- DIRECTIVE: Collect all lines containing the word "Cross" from the data.

<<<<

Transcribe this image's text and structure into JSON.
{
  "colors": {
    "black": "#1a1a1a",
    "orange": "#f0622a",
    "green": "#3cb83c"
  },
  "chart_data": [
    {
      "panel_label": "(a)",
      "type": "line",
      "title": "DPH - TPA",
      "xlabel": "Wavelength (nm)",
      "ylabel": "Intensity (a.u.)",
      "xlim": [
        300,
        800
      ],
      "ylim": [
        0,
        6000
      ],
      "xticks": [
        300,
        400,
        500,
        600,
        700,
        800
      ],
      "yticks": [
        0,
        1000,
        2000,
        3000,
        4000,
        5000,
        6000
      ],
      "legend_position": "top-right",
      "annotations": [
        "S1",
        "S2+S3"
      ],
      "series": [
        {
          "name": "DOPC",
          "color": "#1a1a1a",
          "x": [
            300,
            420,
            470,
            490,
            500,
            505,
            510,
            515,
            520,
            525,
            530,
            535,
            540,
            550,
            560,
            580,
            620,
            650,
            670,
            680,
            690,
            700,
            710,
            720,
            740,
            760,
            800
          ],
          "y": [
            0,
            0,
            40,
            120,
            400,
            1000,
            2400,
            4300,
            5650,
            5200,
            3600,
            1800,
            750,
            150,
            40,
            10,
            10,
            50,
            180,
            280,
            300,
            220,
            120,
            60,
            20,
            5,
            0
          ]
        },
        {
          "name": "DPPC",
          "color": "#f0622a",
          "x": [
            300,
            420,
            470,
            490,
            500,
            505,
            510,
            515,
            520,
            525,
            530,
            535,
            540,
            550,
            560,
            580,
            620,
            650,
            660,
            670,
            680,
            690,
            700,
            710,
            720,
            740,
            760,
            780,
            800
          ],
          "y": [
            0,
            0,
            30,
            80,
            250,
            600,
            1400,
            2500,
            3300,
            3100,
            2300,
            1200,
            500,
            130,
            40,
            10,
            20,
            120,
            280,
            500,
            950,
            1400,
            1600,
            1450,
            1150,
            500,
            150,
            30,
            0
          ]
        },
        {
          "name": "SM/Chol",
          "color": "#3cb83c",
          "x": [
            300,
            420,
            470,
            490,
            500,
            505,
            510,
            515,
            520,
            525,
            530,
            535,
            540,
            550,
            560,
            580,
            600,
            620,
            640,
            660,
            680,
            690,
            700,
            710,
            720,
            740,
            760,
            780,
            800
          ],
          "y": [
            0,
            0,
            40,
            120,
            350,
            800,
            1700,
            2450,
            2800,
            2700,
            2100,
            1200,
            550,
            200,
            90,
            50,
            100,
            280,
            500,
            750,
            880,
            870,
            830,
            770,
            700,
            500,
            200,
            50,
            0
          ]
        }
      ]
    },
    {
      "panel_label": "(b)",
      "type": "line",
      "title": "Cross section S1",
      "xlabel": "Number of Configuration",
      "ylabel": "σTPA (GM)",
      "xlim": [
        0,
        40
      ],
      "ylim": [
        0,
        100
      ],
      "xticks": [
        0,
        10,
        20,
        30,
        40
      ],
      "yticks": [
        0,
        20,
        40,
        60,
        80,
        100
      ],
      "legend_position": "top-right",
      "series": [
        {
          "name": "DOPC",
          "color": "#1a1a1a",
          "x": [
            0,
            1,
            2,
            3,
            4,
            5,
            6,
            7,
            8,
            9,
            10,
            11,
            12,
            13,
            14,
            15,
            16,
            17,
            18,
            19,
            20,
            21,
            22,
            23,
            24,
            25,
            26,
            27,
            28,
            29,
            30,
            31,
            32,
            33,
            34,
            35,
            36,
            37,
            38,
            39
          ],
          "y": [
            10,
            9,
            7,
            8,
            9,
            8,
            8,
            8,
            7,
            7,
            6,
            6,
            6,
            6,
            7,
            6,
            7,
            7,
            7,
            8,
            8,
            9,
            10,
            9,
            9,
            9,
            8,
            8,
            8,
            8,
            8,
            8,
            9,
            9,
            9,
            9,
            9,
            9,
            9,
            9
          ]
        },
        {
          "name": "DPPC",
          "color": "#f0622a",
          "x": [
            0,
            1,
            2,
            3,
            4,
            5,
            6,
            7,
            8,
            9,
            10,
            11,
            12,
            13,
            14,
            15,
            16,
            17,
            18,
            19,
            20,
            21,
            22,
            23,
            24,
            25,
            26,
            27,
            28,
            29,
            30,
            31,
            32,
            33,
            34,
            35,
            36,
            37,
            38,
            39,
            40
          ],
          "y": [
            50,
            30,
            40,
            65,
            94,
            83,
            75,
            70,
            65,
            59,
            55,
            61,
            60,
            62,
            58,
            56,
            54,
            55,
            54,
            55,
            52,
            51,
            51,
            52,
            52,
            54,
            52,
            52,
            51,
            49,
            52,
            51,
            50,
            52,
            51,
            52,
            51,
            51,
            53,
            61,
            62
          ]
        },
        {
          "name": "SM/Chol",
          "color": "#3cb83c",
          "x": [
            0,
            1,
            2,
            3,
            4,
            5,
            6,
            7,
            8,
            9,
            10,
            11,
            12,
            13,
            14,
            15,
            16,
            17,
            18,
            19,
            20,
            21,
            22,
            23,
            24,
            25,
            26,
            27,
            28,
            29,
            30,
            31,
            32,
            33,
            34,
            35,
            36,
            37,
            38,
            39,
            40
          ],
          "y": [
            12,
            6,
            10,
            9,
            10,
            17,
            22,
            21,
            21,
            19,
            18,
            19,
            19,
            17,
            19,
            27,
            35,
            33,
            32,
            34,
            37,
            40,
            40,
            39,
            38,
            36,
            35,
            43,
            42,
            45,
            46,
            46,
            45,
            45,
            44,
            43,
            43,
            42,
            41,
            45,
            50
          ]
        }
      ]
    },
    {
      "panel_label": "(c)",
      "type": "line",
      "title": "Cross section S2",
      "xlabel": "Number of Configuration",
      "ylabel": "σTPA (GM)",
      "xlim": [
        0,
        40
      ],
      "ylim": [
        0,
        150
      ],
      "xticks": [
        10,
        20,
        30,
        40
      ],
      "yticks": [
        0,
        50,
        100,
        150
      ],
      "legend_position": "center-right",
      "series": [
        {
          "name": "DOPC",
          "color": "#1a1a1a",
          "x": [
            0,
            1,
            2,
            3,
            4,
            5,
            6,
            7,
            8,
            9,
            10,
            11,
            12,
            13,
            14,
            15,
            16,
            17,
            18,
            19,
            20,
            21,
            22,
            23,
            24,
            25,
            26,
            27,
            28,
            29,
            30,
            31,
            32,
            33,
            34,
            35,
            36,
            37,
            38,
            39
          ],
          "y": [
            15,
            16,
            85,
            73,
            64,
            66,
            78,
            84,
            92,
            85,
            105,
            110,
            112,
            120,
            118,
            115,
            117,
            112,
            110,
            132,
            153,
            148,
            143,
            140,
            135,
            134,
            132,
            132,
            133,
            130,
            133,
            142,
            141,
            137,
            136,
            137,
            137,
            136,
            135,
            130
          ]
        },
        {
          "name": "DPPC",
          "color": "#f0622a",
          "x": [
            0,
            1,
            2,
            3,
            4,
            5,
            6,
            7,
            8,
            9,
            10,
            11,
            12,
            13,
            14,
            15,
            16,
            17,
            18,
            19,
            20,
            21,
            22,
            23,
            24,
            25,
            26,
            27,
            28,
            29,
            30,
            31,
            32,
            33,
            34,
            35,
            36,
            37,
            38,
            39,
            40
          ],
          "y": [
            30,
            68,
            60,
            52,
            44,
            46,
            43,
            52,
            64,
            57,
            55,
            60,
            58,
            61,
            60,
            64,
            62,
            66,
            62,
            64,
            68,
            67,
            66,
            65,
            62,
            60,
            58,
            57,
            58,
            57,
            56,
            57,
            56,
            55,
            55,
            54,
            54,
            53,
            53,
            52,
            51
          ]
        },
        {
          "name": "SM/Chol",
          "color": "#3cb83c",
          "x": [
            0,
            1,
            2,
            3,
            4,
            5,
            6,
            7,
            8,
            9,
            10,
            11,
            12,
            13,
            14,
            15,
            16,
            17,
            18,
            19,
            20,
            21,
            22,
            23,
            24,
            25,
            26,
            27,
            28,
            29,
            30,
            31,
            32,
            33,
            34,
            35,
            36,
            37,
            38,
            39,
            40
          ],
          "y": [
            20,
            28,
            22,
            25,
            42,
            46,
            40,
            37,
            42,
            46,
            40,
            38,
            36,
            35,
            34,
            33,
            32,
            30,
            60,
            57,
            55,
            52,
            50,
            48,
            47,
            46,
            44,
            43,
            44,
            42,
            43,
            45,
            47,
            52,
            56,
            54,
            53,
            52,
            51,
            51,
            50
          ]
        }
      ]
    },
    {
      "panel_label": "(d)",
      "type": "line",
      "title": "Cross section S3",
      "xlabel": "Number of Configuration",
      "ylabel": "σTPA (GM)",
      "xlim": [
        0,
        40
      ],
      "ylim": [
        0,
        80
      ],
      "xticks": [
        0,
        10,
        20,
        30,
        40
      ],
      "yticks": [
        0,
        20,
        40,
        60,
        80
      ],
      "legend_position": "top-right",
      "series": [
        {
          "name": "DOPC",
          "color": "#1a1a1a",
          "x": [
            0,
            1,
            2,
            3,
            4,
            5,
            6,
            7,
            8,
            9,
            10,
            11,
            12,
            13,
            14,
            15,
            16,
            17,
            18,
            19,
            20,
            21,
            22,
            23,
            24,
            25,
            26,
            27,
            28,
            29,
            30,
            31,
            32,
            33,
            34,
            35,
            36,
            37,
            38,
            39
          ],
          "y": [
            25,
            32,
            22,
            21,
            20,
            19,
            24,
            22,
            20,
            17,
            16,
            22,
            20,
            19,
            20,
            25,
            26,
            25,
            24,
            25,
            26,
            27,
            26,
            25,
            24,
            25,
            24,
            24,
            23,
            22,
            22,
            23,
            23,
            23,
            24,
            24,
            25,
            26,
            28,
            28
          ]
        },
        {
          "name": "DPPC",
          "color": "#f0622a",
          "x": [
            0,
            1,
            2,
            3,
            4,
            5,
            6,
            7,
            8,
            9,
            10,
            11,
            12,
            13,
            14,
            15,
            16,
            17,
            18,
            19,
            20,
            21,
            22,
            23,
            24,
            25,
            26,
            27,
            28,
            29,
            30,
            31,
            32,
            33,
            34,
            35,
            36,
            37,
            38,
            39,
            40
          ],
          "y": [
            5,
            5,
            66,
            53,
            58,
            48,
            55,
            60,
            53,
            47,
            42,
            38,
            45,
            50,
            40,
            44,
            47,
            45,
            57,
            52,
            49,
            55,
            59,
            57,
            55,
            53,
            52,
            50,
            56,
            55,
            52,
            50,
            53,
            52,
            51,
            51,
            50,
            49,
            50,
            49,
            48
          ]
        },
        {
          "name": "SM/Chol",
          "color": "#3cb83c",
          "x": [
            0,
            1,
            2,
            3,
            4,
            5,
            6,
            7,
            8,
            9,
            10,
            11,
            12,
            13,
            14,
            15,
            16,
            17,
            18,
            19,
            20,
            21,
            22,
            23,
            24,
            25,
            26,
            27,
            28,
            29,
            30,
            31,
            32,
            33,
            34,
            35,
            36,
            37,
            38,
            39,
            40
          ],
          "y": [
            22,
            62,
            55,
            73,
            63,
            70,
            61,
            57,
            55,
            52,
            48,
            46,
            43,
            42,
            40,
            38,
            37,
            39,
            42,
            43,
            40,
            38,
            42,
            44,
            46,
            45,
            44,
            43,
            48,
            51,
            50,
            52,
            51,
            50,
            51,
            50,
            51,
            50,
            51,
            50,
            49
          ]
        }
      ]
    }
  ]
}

>>>>

- REPLY TO THE TASK:
      "title": "Cross section S1",
      "title": "Cross section S2",
      "title": "Cross section S3",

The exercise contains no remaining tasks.